REQUEST A:
In the article on virtual-machine scheduling, what name is given to the property of having two schedulers in systems that use virtualization?
REQUEST B:
Set down, word for word, everything in the article on virtual-machine scheduling from "July 10, 2019" down to "among virtual CPUs.".

QUOTED TEXT:
+===+
Virtual-machine scheduling and scheduling in virtual machines

July 10, 2019

As is probably well known, a scheduler is the component of an operating system that decides which CPU the various tasks should run on and for how long they are allowed to do so. This happens when an OS runs on the bare hardware of a physical host and it is also the case when the OS runs inside a virtual machine. The only difference being that, in the latter case, the OS scheduler marshals tasks among virtual CPUs.

And what are virtual CPUs? Well, in most platforms they are also a kind of special task and they want to run on some CPUs ... therefore we need a scheduler for that! This is usually called the "double-scheduling" property of systems employing virtualization because, well, there literally are two schedulers: one — let us call it the host scheduler, or the hypervisor scheduler — that schedules the virtual CPUs on the host physical CPUs; and another one — let us call it the guest scheduler — that schedules the guest OS's tasks on the guest's virtual CPUs.

Now what are these two schedulers? That depends on the virtualization platform. They are always different, in the sense that it will never happen that, at runtime, a scheduler has to deal with scheduling virtual CPUs and also scheduling tasks that want to run on those same virtual CPUs (well, it can happen, but then you are not doing virtualization). They can be the same, in terms of code, or they can be completely different from that respect as well.

Trying to clarify things a little with an example, we have KVM, where Linux runs on the host and acts as the hypervisor, and hence it is the Linux scheduler that schedules the virtual CPUs of the KVM virtual machines onto the host's physical CPUs. At the same time, if Linux runs in the VM as well, it is still the Linux scheduler that schedules the tasks onto the VM's virtual CPUs. The huge benefit of an approach like this is that work (like features, bug fixes, and performance enhancements) done on the Linux scheduler automatically benefit both the hypervisor scheduler and the guest scheduler (it's the same code!). It also has the drawback, though, that if one wants to add a feature that greatly improves the Linux scheduler's behavior as a hypervisor scheduler, but at the same time has a negative impact on other workloads and use cases, that "might be difficult" (which is a euphemism for saying that comments will be of the "not even when hell freezes!" kind).

On the other hand, we have the Xen project approach, where it is Xen that runs on the host, and hence it is Xen's scheduler that is in charge of the "virtual CPUs on physical CPUs" side. Inside the VM, we still have Linux, and it is that scheduler that deals with running tasks on the virtual CPUs like in the KVM case. This means that the Xen project development community can add whatever virtualization-specific tweaks they like to the Xen scheduler, which is good. But the downside now is that there are no features, testing, or profiling shared and coming for free from the much wider Linux world.
+===+
MATERIAL SUPPLIED:

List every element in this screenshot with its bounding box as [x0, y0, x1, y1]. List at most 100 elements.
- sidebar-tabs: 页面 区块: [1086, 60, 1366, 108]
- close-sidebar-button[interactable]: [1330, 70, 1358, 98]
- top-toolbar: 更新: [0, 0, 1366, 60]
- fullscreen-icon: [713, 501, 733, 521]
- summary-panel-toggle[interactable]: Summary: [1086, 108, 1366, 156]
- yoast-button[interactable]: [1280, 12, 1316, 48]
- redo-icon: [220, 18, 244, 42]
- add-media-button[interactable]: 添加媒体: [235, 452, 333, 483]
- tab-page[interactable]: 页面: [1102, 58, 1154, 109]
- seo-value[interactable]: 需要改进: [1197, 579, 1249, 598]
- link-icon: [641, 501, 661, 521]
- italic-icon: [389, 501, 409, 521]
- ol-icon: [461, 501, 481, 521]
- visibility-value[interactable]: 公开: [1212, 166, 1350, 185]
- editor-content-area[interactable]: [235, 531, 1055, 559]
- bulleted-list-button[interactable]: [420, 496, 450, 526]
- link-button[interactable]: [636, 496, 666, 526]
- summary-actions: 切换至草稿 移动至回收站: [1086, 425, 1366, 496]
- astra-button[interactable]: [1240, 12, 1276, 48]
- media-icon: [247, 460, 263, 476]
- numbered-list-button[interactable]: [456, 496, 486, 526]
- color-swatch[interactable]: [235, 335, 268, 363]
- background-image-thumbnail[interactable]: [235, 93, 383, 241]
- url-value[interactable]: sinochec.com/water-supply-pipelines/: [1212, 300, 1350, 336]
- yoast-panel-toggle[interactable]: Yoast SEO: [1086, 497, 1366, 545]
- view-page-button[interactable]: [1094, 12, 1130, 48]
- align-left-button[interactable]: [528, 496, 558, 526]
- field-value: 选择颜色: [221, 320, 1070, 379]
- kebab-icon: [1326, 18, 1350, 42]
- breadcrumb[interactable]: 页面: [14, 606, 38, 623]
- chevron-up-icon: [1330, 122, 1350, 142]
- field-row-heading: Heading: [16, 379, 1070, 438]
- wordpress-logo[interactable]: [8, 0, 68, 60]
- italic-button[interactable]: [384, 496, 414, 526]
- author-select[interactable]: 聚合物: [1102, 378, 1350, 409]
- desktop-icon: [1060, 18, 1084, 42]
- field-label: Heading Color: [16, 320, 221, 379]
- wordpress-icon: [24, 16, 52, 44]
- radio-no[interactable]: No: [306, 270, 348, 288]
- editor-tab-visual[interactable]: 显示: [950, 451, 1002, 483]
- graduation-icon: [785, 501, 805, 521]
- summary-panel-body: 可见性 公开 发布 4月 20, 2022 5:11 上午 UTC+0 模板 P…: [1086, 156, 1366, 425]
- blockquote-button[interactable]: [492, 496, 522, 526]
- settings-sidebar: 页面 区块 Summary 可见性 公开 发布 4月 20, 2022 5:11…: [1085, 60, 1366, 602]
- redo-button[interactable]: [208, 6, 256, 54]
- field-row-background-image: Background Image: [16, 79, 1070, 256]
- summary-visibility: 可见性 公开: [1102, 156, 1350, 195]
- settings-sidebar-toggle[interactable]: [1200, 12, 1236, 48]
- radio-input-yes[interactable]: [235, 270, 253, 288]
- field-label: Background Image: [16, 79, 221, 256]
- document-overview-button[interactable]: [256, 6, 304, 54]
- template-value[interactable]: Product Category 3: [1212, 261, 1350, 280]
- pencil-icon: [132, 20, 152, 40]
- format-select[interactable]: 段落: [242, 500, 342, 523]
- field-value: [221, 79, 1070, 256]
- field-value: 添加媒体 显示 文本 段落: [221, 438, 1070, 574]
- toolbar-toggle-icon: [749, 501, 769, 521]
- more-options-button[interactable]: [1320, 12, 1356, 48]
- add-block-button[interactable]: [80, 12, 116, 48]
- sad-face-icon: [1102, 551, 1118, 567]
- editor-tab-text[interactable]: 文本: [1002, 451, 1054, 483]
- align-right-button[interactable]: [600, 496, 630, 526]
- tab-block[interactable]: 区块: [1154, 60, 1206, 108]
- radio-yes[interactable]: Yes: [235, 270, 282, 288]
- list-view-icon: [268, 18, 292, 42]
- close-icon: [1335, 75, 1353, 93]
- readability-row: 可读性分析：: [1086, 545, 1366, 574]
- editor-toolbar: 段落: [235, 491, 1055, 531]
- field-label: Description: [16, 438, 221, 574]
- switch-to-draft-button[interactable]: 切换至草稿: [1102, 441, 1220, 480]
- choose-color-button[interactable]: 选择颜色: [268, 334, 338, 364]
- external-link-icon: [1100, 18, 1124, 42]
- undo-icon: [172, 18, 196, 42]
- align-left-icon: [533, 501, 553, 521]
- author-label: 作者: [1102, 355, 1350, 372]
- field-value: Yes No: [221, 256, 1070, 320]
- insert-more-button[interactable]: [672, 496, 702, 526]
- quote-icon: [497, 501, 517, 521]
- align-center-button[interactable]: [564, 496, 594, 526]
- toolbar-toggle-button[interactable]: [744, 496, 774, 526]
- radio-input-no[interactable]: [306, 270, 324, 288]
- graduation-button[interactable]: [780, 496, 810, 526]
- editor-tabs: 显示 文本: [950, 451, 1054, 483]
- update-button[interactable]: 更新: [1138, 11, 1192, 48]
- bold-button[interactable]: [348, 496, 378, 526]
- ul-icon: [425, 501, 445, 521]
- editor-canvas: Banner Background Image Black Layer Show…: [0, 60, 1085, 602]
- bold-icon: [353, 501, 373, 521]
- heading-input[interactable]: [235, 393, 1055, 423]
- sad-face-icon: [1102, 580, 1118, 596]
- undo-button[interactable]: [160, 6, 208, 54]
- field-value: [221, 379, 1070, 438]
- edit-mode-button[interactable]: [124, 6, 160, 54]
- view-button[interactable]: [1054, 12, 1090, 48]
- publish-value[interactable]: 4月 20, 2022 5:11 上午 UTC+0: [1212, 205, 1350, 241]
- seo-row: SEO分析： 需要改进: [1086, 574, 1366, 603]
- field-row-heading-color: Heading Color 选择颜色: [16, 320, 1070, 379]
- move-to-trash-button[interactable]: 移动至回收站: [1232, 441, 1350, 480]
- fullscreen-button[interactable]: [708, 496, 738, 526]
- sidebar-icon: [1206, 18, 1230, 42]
+===+
OUTPUT A:
The "double-scheduling" property.

OUTPUT B:
July 10, 2019

As is probably well known, a scheduler is the component of an operating system that decides which CPU the various tasks should run on and for how long they are allowed to do so. This happens when an OS runs on the bare hardware of a physical host and it is also the case when the OS runs inside a virtual machine. The only difference being that, in the latter case, the OS scheduler marshals tasks among virtual CPUs.